(Data entries)
****************

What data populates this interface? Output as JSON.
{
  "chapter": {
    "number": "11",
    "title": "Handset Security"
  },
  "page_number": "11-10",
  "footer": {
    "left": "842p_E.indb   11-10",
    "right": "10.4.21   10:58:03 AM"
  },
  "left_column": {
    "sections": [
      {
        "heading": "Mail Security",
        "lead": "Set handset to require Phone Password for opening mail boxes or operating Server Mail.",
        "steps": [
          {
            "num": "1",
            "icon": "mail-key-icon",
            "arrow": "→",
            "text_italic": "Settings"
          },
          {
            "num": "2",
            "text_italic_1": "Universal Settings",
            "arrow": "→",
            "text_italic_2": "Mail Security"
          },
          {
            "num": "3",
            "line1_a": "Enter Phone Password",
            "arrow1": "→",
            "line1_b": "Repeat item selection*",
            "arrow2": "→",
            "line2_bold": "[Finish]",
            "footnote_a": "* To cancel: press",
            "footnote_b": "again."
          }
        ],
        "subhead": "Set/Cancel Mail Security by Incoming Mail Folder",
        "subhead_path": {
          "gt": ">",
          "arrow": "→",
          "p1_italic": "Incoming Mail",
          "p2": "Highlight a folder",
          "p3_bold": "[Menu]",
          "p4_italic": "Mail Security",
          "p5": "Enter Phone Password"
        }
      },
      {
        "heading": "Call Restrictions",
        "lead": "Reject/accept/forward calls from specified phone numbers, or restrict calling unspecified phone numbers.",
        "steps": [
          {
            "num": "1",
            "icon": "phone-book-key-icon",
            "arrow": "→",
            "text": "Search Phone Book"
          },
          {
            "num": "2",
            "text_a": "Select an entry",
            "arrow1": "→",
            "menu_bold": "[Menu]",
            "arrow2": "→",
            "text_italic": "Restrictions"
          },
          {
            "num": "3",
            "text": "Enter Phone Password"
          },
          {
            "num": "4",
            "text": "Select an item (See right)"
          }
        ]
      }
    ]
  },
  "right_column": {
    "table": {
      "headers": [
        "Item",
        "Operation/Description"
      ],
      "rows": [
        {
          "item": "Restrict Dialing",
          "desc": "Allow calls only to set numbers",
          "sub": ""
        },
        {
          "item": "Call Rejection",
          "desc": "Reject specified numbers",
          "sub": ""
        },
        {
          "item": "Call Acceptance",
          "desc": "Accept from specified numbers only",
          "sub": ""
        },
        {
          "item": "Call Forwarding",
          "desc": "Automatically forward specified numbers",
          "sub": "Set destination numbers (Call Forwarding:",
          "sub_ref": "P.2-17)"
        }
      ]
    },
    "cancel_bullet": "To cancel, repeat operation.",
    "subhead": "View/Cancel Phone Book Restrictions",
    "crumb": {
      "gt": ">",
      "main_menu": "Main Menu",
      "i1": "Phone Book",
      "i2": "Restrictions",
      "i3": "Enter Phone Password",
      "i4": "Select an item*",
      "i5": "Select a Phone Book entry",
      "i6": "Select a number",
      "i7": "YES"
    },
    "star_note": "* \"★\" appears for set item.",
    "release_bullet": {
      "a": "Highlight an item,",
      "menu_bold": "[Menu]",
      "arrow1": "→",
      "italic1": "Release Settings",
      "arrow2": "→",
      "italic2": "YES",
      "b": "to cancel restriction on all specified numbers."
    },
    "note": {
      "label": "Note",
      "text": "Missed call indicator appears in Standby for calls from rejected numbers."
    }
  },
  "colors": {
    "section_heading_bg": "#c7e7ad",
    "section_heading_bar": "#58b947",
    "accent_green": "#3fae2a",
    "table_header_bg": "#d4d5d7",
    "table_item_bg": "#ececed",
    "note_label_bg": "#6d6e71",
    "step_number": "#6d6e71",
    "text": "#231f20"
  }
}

****************

REQUEST –
Write out each line of the data that holds the string "icon".

RESULT OF THE EXERCISE –
            "icon": "mail-key-icon",
            "icon": "phone-book-key-icon",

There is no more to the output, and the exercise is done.